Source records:
— begin —
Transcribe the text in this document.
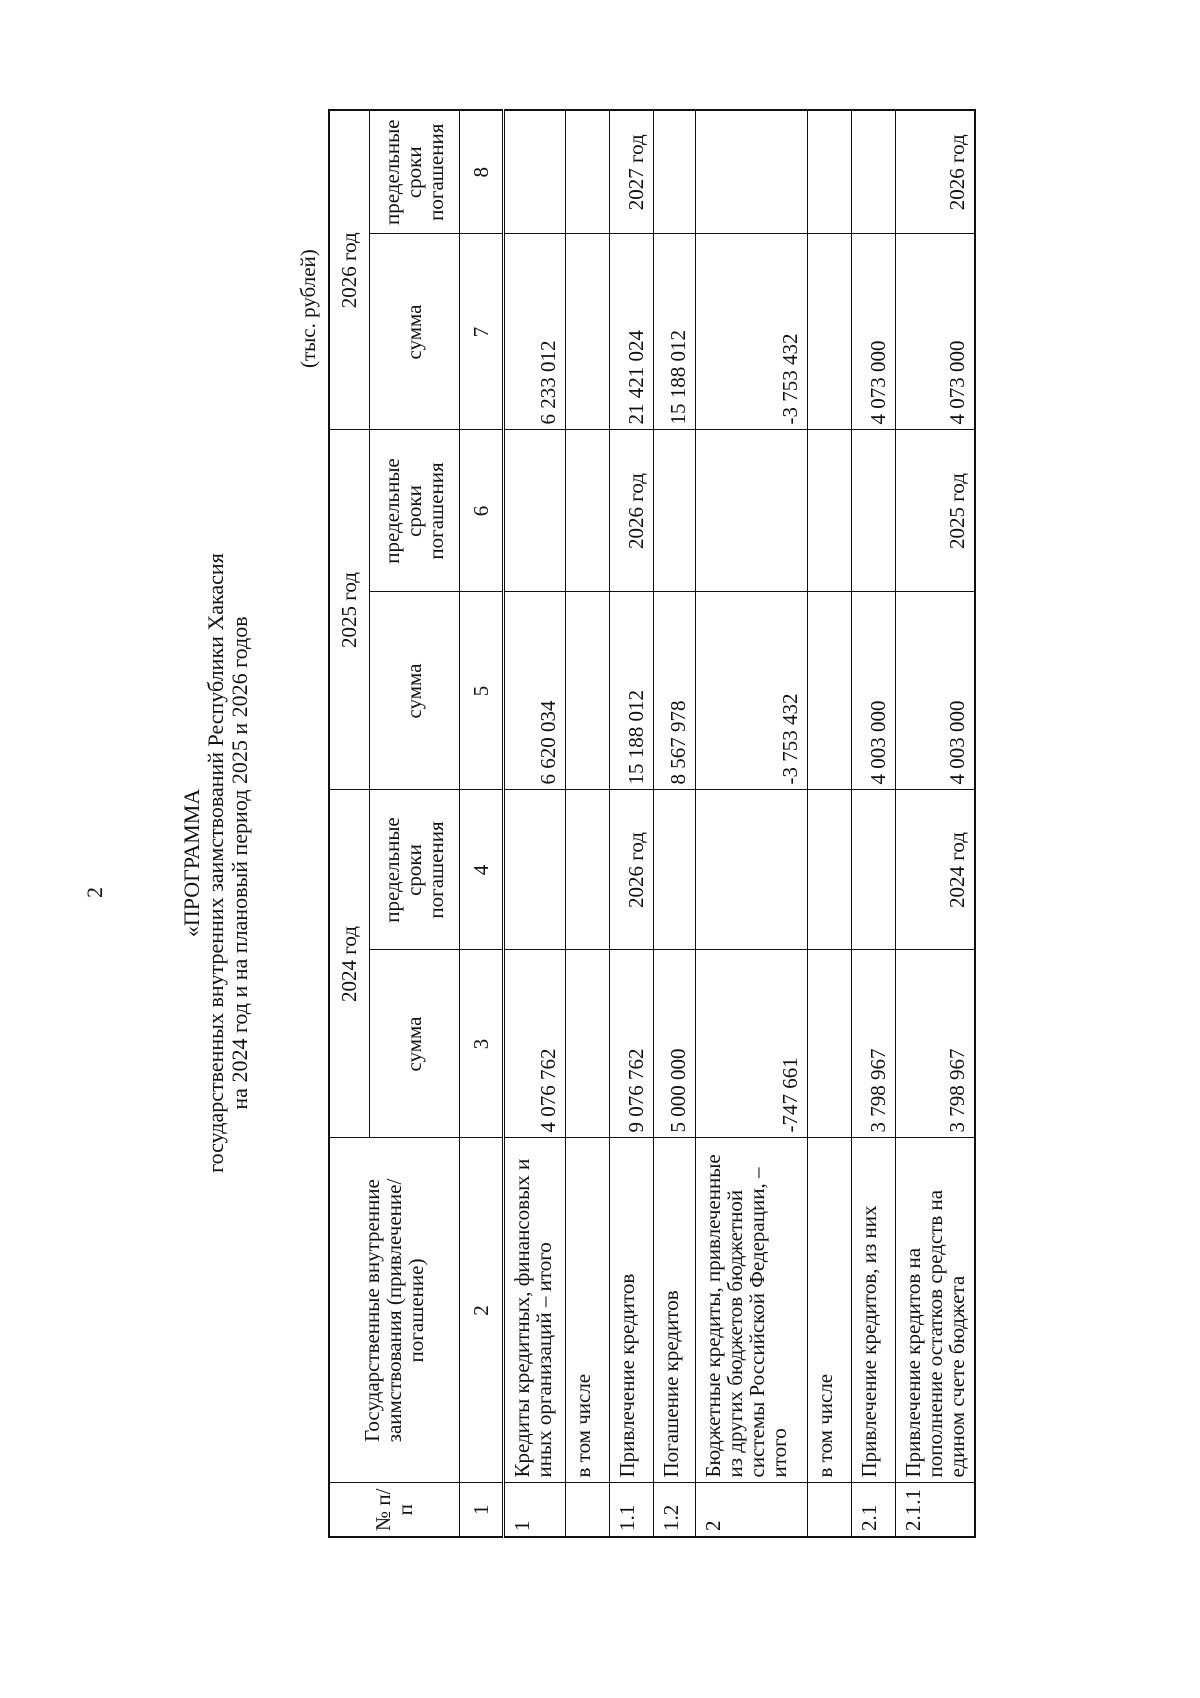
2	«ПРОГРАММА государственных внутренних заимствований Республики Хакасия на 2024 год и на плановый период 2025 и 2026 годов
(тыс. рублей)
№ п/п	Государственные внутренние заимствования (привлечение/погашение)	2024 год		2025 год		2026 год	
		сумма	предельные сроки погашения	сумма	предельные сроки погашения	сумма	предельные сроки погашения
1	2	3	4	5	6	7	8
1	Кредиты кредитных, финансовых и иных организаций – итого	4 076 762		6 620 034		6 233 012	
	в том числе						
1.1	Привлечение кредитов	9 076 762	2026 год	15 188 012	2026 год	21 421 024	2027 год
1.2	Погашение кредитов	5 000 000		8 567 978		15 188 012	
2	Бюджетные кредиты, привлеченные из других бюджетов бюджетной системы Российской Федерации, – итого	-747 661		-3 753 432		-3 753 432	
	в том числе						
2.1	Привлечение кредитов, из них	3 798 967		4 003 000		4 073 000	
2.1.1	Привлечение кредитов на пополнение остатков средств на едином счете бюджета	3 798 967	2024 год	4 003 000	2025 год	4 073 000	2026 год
— end —
— begin —
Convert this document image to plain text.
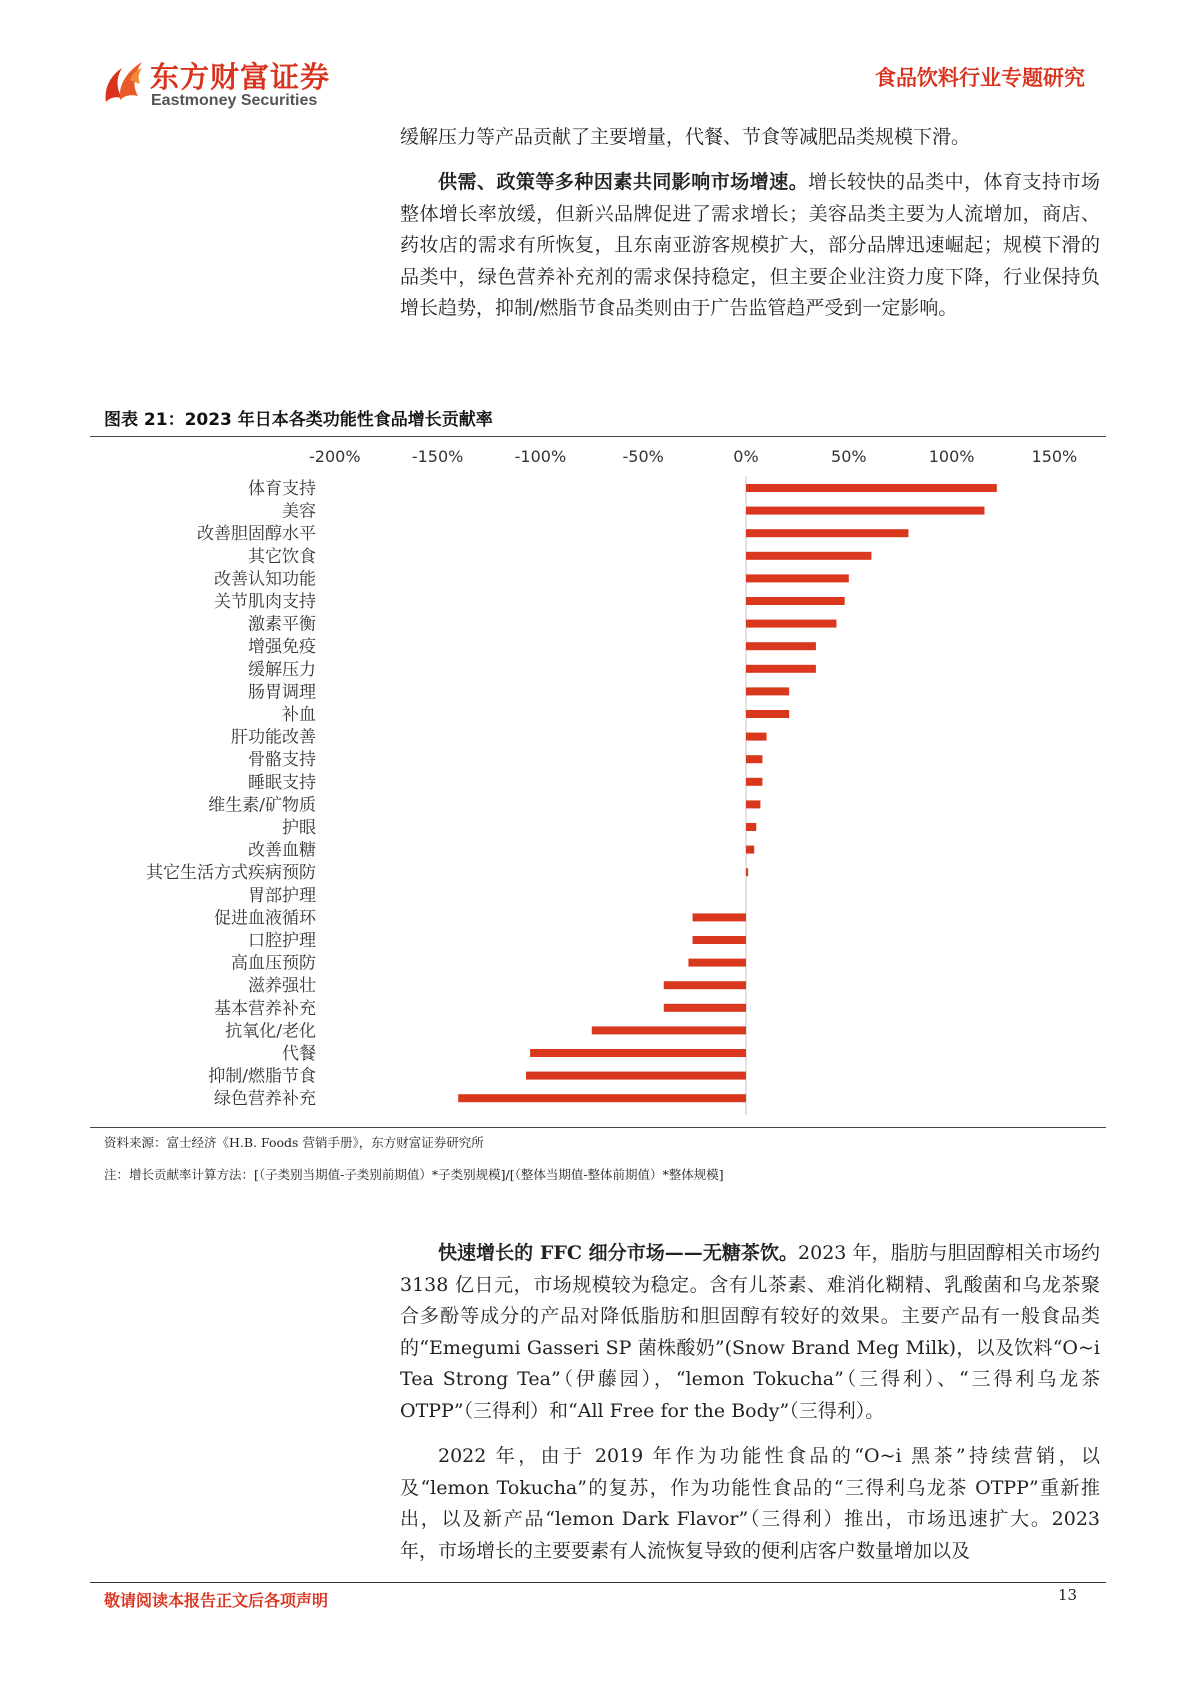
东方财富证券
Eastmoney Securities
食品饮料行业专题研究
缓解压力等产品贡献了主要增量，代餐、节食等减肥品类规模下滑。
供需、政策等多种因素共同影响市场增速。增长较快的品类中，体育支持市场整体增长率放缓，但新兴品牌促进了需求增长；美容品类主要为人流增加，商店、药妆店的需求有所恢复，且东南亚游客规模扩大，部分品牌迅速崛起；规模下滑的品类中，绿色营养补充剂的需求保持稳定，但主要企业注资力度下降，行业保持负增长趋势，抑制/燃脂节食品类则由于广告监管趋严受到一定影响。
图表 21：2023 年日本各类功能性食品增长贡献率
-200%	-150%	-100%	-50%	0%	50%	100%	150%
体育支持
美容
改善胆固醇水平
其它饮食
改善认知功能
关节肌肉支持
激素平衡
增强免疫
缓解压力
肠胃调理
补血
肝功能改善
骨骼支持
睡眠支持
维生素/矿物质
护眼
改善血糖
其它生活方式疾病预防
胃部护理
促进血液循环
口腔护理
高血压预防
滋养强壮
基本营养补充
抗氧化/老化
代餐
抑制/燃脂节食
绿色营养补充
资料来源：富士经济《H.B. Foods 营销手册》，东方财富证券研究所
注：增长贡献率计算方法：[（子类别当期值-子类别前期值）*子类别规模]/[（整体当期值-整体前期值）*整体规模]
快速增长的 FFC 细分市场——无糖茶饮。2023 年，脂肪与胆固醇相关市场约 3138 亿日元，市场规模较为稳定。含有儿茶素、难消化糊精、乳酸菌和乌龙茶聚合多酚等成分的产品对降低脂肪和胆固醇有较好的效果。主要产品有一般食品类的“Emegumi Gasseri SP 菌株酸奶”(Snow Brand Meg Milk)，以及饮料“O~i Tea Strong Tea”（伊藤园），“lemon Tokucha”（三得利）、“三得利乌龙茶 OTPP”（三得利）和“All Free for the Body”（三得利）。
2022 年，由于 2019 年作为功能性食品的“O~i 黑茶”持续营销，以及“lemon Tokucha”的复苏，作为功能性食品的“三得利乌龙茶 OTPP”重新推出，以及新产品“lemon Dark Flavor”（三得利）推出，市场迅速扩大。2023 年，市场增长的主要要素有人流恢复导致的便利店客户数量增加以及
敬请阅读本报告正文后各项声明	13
— end —
— begin —
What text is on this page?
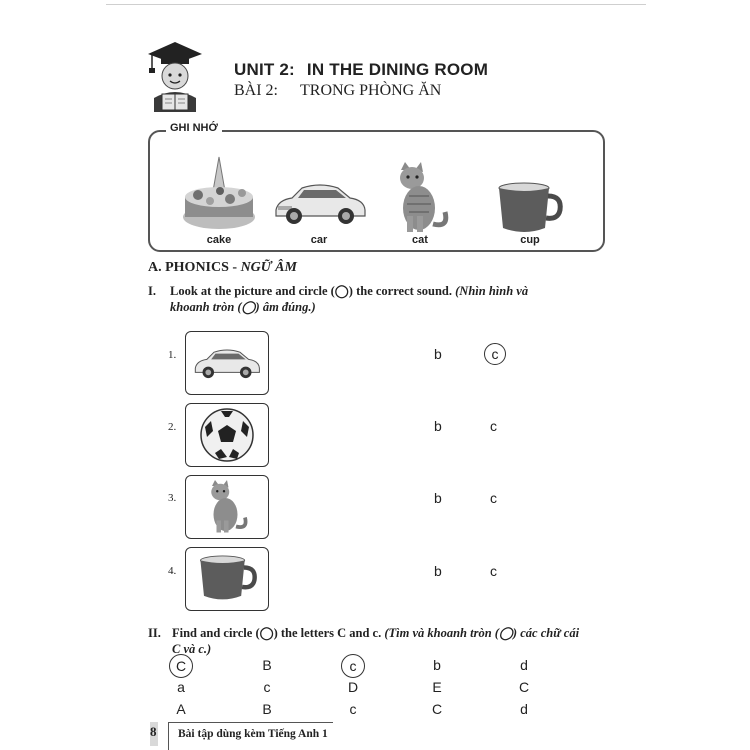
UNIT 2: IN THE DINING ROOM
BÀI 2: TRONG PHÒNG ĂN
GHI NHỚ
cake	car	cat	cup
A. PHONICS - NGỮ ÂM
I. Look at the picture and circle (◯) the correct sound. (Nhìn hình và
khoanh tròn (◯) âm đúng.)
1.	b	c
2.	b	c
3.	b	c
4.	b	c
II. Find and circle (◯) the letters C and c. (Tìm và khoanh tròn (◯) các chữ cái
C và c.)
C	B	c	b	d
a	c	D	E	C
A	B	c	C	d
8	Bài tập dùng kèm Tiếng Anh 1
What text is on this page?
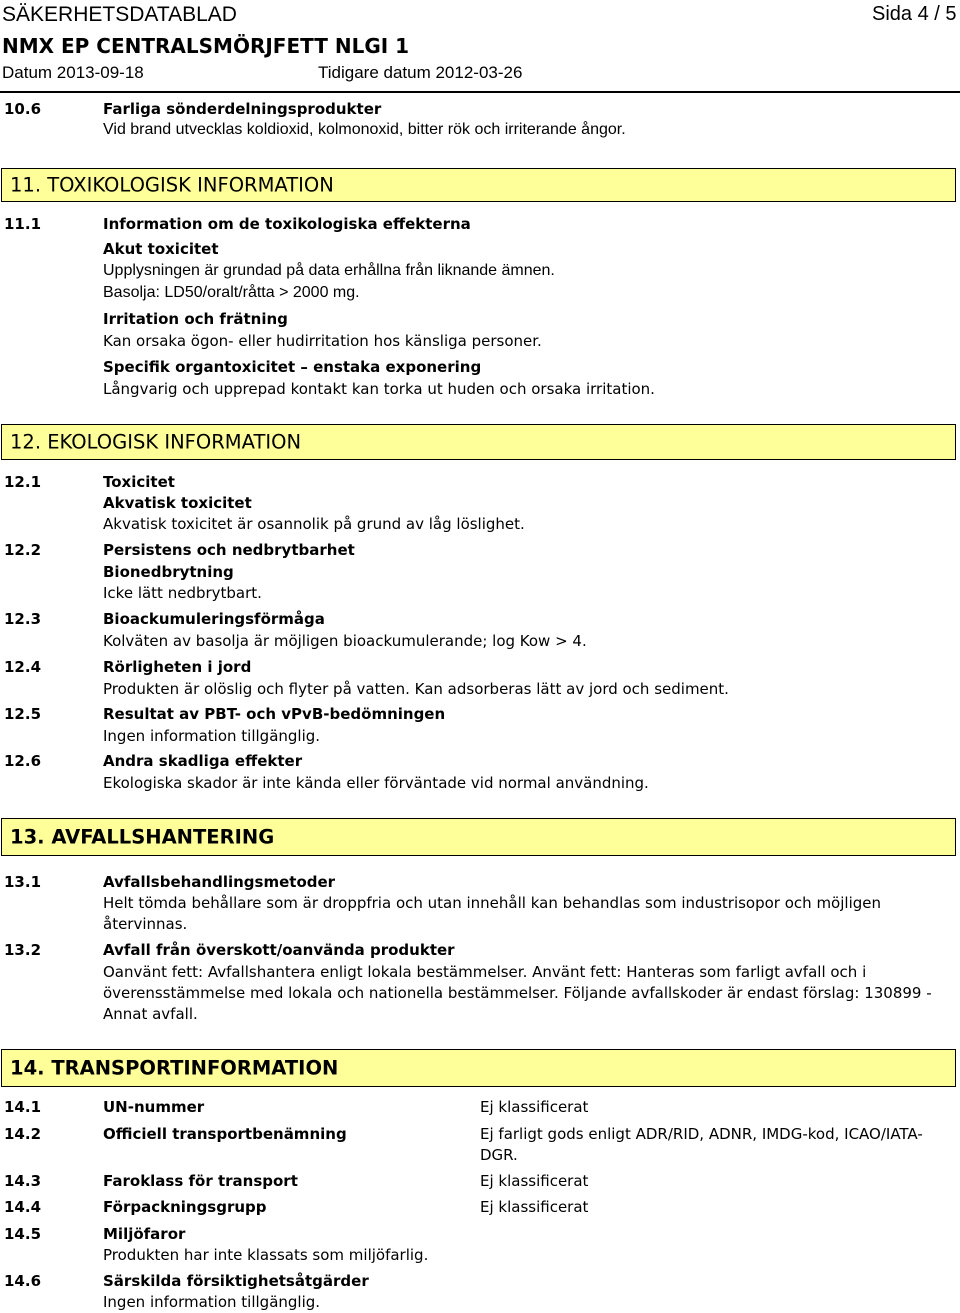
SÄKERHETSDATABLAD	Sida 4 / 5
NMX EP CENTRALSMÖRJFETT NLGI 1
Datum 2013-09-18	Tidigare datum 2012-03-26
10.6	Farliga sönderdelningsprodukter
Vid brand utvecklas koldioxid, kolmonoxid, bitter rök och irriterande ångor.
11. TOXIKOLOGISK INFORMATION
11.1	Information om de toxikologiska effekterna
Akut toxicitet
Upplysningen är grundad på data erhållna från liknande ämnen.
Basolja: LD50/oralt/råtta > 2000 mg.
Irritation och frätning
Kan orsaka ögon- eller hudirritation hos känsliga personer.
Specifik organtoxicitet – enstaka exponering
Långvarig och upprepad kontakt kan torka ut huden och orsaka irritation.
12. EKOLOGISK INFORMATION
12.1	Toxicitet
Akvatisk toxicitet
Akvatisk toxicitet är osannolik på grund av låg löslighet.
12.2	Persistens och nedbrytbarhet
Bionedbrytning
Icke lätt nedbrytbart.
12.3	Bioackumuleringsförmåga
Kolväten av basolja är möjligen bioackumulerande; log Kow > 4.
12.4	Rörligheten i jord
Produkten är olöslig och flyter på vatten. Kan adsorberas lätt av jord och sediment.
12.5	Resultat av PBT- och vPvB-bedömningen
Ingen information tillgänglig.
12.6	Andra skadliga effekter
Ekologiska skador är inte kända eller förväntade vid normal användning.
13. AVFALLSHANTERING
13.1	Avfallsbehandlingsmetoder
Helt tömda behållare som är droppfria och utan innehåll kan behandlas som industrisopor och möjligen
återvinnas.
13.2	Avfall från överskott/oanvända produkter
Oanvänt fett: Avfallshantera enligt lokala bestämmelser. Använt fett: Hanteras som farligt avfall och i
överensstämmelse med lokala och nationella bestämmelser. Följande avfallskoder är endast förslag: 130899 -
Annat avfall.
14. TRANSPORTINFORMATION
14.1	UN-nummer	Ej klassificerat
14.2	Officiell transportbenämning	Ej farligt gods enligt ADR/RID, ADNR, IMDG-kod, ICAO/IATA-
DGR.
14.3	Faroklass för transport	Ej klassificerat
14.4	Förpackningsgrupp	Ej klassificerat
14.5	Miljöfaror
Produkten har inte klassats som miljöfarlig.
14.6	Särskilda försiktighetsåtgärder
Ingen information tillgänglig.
— end —
WHAT IS NEEDED –
From the data above, gather every line that includes the word "document".

THE RESULT –
Transcribe the text in this document.
Convert this document image to plain text.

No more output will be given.